== Dataset records
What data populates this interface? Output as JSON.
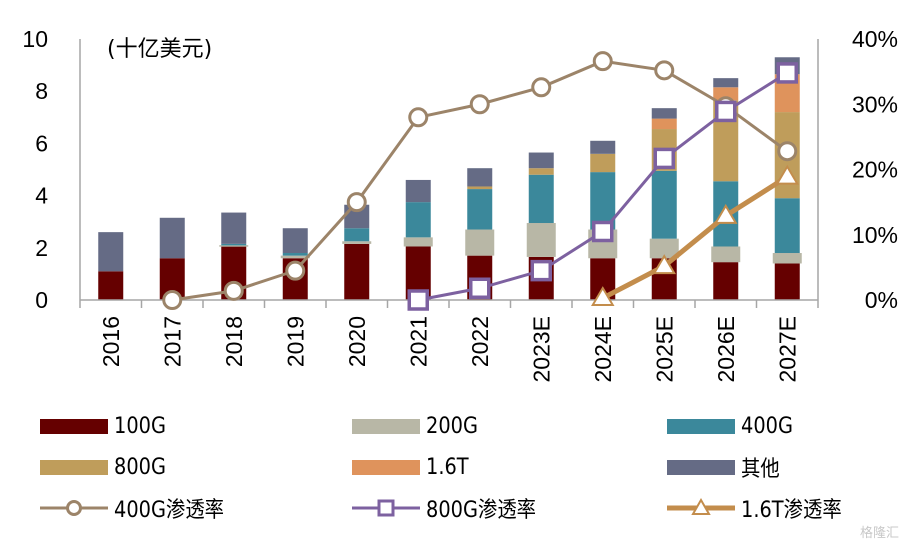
{
  "chart_data": {
    "type": "bar",
    "subtype": "stacked-bar-with-lines",
    "unit_label": "(十亿美元)",
    "categories": [
      "2016",
      "2017",
      "2018",
      "2019",
      "2020",
      "2021",
      "2022",
      "2023E",
      "2024E",
      "2025E",
      "2026E",
      "2027E"
    ],
    "left_axis": {
      "min": 0,
      "max": 10,
      "ticks": [
        "0",
        "2",
        "4",
        "6",
        "8",
        "10"
      ]
    },
    "right_axis": {
      "min": 0,
      "max": 40,
      "ticks": [
        "0%",
        "10%",
        "20%",
        "30%",
        "40%"
      ]
    },
    "series": [
      {
        "name": "100G",
        "color": "#650000",
        "values": [
          1.1,
          1.6,
          2.05,
          1.6,
          2.15,
          2.05,
          1.7,
          1.65,
          1.6,
          1.6,
          1.45,
          1.4
        ]
      },
      {
        "name": "200G",
        "color": "#b8b7a6",
        "values": [
          0,
          0,
          0.05,
          0.1,
          0.1,
          0.35,
          1.0,
          1.3,
          1.1,
          0.75,
          0.6,
          0.4
        ]
      },
      {
        "name": "400G",
        "color": "#3b889b",
        "values": [
          0,
          0,
          0.05,
          0.1,
          0.5,
          1.35,
          1.55,
          1.85,
          2.2,
          2.6,
          2.5,
          2.1
        ]
      },
      {
        "name": "800G",
        "color": "#bf9d5b",
        "values": [
          0,
          0,
          0,
          0,
          0,
          0,
          0.1,
          0.25,
          0.7,
          1.6,
          3.1,
          3.3
        ]
      },
      {
        "name": "1.6T",
        "color": "#df935c",
        "values": [
          0,
          0,
          0,
          0,
          0,
          0,
          0,
          0,
          0,
          0.4,
          0.5,
          1.45
        ]
      },
      {
        "name": "其他",
        "color": "#656b85",
        "values": [
          1.5,
          1.55,
          1.2,
          0.95,
          0.9,
          0.85,
          0.7,
          0.6,
          0.5,
          0.4,
          0.35,
          0.65
        ]
      }
    ],
    "lines": [
      {
        "name": "400G渗透率",
        "color": "#9c8469",
        "marker": "circle",
        "axis": "right",
        "values": [
          null,
          0,
          1.4,
          4.5,
          15,
          28,
          30,
          32.6,
          36.6,
          35.2,
          29.7,
          22.8
        ]
      },
      {
        "name": "800G渗透率",
        "color": "#7d61a0",
        "marker": "square",
        "axis": "right",
        "values": [
          null,
          null,
          null,
          null,
          null,
          0,
          1.8,
          4.5,
          10.5,
          21.7,
          28.9,
          34.8
        ]
      },
      {
        "name": "1.6T渗透率",
        "color": "#c38d4c",
        "marker": "triangle",
        "axis": "right",
        "values": [
          null,
          null,
          null,
          null,
          null,
          null,
          null,
          null,
          0.3,
          5.2,
          12.9,
          18.9
        ]
      }
    ],
    "legend_position": "bottom",
    "grid": false
  },
  "watermark": "格隆汇"
}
====
> [Exercise] From the entries above, return each line with the word "lines" in it.

> [Final result]
    "subtype": "stacked-bar-with-lines",
    "lines": [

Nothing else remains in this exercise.